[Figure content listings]
....

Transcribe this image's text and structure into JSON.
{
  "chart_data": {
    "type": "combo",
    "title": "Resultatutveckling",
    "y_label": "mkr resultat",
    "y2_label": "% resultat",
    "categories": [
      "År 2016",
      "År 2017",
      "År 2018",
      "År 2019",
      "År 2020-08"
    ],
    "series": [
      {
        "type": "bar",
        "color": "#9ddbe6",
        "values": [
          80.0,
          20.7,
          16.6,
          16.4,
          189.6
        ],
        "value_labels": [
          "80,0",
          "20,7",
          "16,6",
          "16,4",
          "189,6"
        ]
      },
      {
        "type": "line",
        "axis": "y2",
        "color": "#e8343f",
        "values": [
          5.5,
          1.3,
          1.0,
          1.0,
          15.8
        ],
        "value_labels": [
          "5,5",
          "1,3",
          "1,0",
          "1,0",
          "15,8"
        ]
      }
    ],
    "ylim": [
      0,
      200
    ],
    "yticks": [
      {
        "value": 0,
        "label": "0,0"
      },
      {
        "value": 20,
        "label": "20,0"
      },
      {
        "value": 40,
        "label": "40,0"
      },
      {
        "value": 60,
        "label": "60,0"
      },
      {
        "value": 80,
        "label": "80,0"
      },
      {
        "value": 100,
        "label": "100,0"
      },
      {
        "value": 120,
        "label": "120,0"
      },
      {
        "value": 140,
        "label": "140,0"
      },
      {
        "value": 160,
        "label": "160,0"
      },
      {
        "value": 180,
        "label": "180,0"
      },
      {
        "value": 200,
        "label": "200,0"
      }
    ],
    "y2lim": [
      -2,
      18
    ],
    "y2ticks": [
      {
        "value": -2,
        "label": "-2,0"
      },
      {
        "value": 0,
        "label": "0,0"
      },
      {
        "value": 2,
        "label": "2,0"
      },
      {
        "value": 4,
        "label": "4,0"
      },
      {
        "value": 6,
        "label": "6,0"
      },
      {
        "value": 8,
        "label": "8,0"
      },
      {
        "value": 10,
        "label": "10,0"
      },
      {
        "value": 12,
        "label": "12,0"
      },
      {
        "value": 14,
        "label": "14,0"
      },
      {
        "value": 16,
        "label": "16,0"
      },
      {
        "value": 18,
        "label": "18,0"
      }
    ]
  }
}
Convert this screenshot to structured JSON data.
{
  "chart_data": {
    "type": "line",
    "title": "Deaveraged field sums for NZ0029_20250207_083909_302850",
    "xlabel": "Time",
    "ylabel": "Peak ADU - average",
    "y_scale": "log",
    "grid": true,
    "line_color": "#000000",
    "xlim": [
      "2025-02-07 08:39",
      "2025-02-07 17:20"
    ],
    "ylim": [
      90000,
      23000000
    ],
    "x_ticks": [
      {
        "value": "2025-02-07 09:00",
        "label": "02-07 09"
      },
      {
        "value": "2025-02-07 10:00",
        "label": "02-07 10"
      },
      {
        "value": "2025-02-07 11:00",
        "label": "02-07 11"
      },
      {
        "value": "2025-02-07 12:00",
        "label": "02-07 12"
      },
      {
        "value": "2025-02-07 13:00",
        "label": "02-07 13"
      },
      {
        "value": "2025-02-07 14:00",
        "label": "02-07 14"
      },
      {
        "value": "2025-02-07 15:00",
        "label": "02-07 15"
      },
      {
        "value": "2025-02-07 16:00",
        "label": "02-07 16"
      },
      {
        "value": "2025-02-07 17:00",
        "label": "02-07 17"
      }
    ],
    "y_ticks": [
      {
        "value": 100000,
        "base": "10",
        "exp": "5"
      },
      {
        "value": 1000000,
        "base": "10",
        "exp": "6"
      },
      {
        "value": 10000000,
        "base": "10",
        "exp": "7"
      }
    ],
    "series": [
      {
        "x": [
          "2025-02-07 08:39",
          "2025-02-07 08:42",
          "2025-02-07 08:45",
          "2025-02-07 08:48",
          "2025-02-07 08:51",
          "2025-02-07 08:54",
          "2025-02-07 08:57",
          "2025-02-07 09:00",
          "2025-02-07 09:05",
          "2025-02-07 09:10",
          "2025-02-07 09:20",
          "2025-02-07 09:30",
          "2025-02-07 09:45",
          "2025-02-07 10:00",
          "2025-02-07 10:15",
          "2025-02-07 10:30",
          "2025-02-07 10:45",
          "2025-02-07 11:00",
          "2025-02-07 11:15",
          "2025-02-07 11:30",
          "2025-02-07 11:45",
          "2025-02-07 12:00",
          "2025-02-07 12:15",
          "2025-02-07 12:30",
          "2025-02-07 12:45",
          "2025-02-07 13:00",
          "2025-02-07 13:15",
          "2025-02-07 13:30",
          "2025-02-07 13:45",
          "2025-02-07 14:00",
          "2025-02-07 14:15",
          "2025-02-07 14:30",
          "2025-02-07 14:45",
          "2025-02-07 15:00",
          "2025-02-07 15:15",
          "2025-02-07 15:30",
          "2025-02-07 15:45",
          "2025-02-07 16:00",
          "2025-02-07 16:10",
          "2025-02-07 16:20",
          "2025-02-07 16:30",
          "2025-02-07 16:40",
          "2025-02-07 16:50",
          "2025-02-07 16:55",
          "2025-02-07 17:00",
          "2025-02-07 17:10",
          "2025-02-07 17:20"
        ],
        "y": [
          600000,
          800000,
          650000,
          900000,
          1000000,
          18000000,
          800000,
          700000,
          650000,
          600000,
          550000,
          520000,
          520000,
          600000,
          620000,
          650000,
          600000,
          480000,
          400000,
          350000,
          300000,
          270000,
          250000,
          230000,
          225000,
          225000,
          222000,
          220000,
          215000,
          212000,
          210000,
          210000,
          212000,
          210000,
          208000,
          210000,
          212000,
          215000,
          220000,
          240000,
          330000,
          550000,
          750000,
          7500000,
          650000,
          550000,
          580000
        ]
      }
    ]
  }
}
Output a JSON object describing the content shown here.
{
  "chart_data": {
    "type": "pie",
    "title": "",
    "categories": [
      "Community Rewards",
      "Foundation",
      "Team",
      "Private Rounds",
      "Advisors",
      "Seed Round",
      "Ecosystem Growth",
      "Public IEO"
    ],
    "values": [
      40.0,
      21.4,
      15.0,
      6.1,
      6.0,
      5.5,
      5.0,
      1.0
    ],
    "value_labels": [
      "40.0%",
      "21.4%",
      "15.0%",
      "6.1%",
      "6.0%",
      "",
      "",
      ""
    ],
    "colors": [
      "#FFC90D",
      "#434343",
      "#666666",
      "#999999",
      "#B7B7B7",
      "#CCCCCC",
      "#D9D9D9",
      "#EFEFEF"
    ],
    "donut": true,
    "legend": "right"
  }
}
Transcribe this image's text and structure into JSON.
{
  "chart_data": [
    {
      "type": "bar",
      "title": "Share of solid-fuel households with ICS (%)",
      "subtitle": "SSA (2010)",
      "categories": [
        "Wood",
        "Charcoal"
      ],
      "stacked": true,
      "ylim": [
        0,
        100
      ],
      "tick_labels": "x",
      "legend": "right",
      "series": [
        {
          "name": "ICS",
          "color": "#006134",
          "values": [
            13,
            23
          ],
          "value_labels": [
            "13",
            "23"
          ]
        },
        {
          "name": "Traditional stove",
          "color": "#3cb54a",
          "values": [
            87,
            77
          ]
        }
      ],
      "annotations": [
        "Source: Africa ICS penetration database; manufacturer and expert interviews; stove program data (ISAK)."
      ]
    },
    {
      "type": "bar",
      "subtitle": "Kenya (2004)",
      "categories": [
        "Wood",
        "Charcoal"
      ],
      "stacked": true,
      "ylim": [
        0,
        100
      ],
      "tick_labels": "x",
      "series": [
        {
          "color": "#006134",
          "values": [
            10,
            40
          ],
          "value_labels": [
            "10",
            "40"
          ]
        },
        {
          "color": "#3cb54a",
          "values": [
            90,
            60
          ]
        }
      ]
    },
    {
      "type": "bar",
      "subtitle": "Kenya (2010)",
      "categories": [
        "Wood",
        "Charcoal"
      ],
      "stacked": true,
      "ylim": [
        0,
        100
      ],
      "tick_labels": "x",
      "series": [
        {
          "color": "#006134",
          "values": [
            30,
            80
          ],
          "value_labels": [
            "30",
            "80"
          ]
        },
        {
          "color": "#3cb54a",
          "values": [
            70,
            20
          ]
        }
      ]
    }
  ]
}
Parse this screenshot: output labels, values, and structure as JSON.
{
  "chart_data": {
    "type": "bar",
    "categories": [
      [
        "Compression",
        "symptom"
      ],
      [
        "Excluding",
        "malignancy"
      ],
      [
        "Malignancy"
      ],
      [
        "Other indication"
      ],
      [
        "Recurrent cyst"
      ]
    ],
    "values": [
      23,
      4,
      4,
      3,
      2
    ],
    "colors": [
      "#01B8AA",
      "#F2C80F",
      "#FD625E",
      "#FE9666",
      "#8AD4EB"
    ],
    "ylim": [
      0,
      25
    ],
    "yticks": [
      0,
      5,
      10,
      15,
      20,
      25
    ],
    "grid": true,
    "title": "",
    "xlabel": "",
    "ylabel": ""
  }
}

....

Where a line above contains the string "screenshot", copy that line.

Convert this screenshot to structured JSON data.
Parse this screenshot: output labels, values, and structure as JSON.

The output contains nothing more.